*GIVEN INFORMATION*
****

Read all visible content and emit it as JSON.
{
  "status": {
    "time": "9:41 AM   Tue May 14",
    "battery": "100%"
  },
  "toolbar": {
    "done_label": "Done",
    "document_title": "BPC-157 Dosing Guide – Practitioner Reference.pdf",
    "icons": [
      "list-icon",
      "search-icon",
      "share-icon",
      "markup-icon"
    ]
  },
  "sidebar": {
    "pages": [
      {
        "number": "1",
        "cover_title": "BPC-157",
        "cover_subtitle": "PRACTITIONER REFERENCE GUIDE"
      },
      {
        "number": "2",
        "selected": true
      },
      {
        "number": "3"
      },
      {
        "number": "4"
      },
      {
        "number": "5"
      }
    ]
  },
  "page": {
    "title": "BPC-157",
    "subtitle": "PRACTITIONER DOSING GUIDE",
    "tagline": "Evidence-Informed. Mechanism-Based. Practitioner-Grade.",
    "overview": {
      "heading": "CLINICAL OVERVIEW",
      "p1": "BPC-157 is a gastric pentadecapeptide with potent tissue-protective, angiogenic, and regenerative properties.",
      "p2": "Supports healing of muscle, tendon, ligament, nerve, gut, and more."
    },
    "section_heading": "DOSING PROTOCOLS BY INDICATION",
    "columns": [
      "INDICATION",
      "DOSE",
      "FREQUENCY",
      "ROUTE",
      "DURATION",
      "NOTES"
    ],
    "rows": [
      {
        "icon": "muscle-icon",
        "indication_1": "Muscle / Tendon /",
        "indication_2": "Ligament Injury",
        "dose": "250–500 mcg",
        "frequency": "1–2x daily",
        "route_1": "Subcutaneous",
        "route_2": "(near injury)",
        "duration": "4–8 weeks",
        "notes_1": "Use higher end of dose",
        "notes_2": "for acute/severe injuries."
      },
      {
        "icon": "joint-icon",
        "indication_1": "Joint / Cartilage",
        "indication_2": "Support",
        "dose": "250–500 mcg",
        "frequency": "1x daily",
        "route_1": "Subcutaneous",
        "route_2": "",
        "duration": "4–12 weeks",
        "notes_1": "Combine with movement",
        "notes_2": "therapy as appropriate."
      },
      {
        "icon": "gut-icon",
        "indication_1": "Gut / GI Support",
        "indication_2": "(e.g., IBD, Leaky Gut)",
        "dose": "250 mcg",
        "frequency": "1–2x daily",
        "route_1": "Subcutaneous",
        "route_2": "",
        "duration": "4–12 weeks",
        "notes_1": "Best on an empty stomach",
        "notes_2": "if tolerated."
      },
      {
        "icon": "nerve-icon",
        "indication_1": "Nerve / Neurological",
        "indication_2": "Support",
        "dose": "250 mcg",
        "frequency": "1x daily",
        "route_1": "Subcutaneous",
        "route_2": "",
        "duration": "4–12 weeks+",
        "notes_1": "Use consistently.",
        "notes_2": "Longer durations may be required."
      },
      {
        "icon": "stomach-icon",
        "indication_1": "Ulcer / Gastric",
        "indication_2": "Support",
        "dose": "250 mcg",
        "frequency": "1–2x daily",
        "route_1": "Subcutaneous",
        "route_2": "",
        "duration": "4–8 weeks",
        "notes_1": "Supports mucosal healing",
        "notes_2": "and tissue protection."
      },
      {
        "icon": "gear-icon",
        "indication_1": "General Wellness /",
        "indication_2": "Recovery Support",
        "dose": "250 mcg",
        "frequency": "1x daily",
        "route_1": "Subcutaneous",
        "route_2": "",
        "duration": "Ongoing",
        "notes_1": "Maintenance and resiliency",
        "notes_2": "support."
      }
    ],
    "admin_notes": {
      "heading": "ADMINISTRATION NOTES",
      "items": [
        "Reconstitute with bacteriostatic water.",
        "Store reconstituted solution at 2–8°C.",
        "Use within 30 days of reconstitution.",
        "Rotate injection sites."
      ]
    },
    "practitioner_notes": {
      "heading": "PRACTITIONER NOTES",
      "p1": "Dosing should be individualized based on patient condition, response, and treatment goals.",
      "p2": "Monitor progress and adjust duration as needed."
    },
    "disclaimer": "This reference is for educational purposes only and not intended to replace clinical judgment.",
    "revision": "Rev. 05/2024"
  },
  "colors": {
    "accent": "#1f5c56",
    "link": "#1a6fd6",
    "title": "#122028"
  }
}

****

Write every record above out again exactly as it stands.

*RESPONSE AREA*
Read all visible content and emit it as JSON.
{
  "status": {
    "time": "9:41 AM   Tue May 14",
    "battery": "100%"
  },
  "toolbar": {
    "done_label": "Done",
    "document_title": "BPC-157 Dosing Guide – Practitioner Reference.pdf",
    "icons": [
      "list-icon",
      "search-icon",
      "share-icon",
      "markup-icon"
    ]
  },
  "sidebar": {
    "pages": [
      {
        "number": "1",
        "cover_title": "BPC-157",
        "cover_subtitle": "PRACTITIONER REFERENCE GUIDE"
      },
      {
        "number": "2",
        "selected": true
      },
      {
        "number": "3"
      },
      {
        "number": "4"
      },
      {
        "number": "5"
      }
    ]
  },
  "page": {
    "title": "BPC-157",
    "subtitle": "PRACTITIONER DOSING GUIDE",
    "tagline": "Evidence-Informed. Mechanism-Based. Practitioner-Grade.",
    "overview": {
      "heading": "CLINICAL OVERVIEW",
      "p1": "BPC-157 is a gastric pentadecapeptide with potent tissue-protective, angiogenic, and regenerative properties.",
      "p2": "Supports healing of muscle, tendon, ligament, nerve, gut, and more."
    },
    "section_heading": "DOSING PROTOCOLS BY INDICATION",
    "columns": [
      "INDICATION",
      "DOSE",
      "FREQUENCY",
      "ROUTE",
      "DURATION",
      "NOTES"
    ],
    "rows": [
      {
        "icon": "muscle-icon",
        "indication_1": "Muscle / Tendon /",
        "indication_2": "Ligament Injury",
        "dose": "250–500 mcg",
        "frequency": "1–2x daily",
        "route_1": "Subcutaneous",
        "route_2": "(near injury)",
        "duration": "4–8 weeks",
        "notes_1": "Use higher end of dose",
        "notes_2": "for acute/severe injuries."
      },
      {
        "icon": "joint-icon",
        "indication_1": "Joint / Cartilage",
        "indication_2": "Support",
        "dose": "250–500 mcg",
        "frequency": "1x daily",
        "route_1": "Subcutaneous",
        "route_2": "",
        "duration": "4–12 weeks",
        "notes_1": "Combine with movement",
        "notes_2": "therapy as appropriate."
      },
      {
        "icon": "gut-icon",
        "indication_1": "Gut / GI Support",
        "indication_2": "(e.g., IBD, Leaky Gut)",
        "dose": "250 mcg",
        "frequency": "1–2x daily",
        "route_1": "Subcutaneous",
        "route_2": "",
        "duration": "4–12 weeks",
        "notes_1": "Best on an empty stomach",
        "notes_2": "if tolerated."
      },
      {
        "icon": "nerve-icon",
        "indication_1": "Nerve / Neurological",
        "indication_2": "Support",
        "dose": "250 mcg",
        "frequency": "1x daily",
        "route_1": "Subcutaneous",
        "route_2": "",
        "duration": "4–12 weeks+",
        "notes_1": "Use consistently.",
        "notes_2": "Longer durations may be required."
      },
      {
        "icon": "stomach-icon",
        "indication_1": "Ulcer / Gastric",
        "indication_2": "Support",
        "dose": "250 mcg",
        "frequency": "1–2x daily",
        "route_1": "Subcutaneous",
        "route_2": "",
        "duration": "4–8 weeks",
        "notes_1": "Supports mucosal healing",
        "notes_2": "and tissue protection."
      },
      {
        "icon": "gear-icon",
        "indication_1": "General Wellness /",
        "indication_2": "Recovery Support",
        "dose": "250 mcg",
        "frequency": "1x daily",
        "route_1": "Subcutaneous",
        "route_2": "",
        "duration": "Ongoing",
        "notes_1": "Maintenance and resiliency",
        "notes_2": "support."
      }
    ],
    "admin_notes": {
      "heading": "ADMINISTRATION NOTES",
      "items": [
        "Reconstitute with bacteriostatic water.",
        "Store reconstituted solution at 2–8°C.",
        "Use within 30 days of reconstitution.",
        "Rotate injection sites."
      ]
    },
    "practitioner_notes": {
      "heading": "PRACTITIONER NOTES",
      "p1": "Dosing should be individualized based on patient condition, response, and treatment goals.",
      "p2": "Monitor progress and adjust duration as needed."
    },
    "disclaimer": "This reference is for educational purposes only and not intended to replace clinical judgment.",
    "revision": "Rev. 05/2024"
  },
  "colors": {
    "accent": "#1f5c56",
    "link": "#1a6fd6",
    "title": "#122028"
  }
}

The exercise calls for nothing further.